Exercise aim – Return every line below in which "prices" appears.

Information supplied –
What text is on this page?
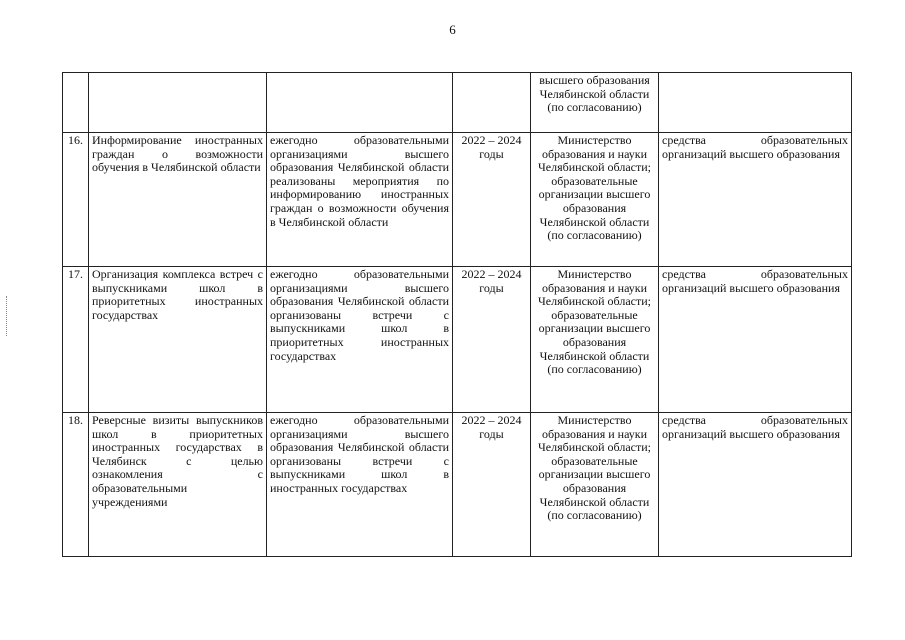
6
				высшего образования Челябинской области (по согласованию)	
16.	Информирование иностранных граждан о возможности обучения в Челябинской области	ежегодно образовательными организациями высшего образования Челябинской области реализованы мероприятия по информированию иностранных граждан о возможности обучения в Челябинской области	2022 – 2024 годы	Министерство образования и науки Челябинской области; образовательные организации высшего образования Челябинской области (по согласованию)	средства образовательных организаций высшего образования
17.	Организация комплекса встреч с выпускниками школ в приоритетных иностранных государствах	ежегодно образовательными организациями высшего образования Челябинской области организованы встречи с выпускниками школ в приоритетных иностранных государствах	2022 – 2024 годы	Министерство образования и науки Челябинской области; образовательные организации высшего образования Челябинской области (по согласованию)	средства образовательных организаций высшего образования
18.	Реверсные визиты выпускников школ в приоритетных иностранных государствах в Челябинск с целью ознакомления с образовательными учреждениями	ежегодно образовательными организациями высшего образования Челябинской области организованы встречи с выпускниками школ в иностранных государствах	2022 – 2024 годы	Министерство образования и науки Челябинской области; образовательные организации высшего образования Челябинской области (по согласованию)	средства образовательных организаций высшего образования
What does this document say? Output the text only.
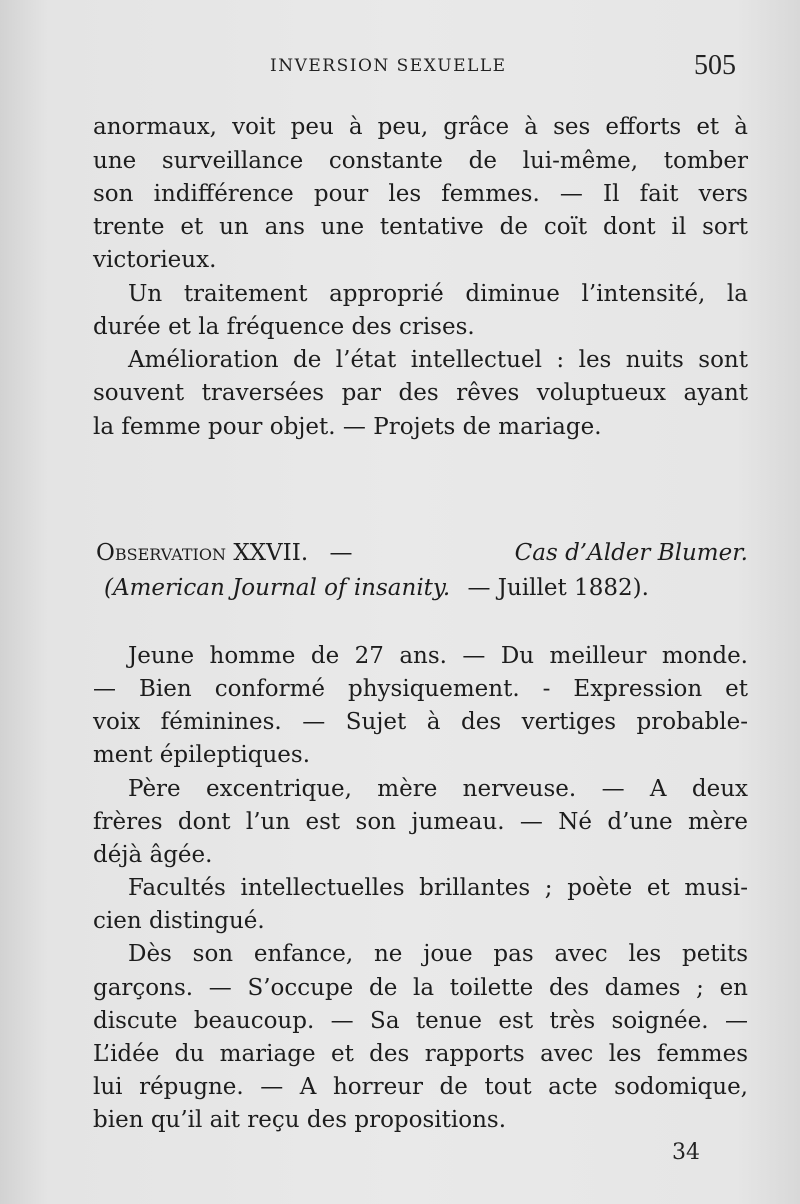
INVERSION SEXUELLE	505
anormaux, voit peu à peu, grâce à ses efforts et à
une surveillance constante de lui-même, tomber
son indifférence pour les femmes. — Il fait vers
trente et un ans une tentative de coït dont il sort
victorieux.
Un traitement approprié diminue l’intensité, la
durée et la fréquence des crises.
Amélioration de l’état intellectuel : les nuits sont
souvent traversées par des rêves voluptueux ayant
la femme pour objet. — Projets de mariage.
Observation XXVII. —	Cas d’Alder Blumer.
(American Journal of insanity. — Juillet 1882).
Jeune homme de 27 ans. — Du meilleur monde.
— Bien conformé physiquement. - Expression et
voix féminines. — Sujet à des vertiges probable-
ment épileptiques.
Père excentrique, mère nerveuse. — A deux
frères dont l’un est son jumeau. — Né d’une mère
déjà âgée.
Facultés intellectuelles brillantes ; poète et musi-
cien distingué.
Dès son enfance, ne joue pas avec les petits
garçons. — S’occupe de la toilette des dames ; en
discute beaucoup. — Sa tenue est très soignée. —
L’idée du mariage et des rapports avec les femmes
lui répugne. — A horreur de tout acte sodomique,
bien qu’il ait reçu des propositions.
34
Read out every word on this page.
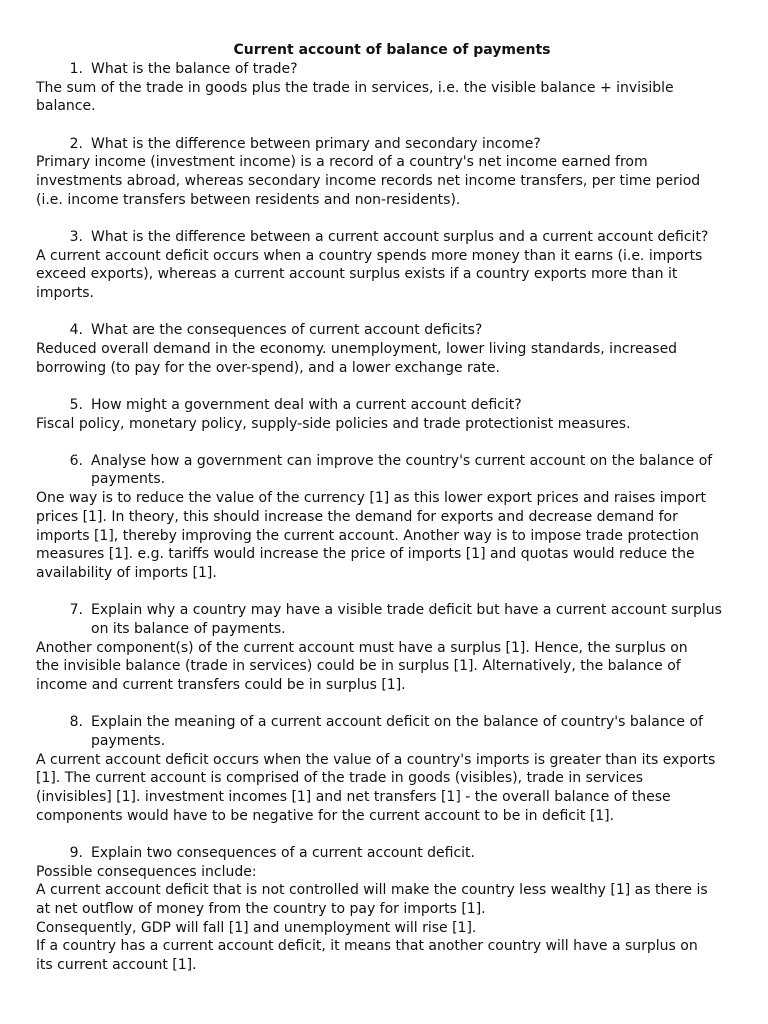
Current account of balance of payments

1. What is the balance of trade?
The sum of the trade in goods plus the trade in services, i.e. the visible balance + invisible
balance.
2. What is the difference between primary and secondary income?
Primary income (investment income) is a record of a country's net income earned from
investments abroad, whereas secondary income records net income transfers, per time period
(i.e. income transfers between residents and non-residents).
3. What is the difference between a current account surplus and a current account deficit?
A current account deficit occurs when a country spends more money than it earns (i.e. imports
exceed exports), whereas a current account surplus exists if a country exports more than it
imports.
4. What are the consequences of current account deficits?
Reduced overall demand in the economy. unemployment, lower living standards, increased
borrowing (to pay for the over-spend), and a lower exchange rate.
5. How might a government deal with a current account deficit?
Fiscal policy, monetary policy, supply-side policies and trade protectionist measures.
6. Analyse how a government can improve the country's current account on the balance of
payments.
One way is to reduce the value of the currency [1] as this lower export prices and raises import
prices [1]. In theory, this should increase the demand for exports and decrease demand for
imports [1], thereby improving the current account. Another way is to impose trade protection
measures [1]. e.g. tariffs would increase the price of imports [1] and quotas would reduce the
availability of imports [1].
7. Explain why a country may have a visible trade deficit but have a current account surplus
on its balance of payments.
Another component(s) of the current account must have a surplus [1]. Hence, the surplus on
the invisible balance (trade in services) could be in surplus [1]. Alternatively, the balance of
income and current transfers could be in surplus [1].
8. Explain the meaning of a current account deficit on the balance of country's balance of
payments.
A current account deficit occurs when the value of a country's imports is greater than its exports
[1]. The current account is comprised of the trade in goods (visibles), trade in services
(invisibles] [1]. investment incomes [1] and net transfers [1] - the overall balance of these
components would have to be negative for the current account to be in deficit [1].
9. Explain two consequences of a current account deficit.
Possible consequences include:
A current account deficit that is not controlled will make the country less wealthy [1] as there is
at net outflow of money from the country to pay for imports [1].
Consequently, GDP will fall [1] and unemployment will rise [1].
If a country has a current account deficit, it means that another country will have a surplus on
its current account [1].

Expected output –
One way is to reduce the value of the currency [1] as this lower export prices and raises import
prices [1]. In theory, this should increase the demand for exports and decrease demand for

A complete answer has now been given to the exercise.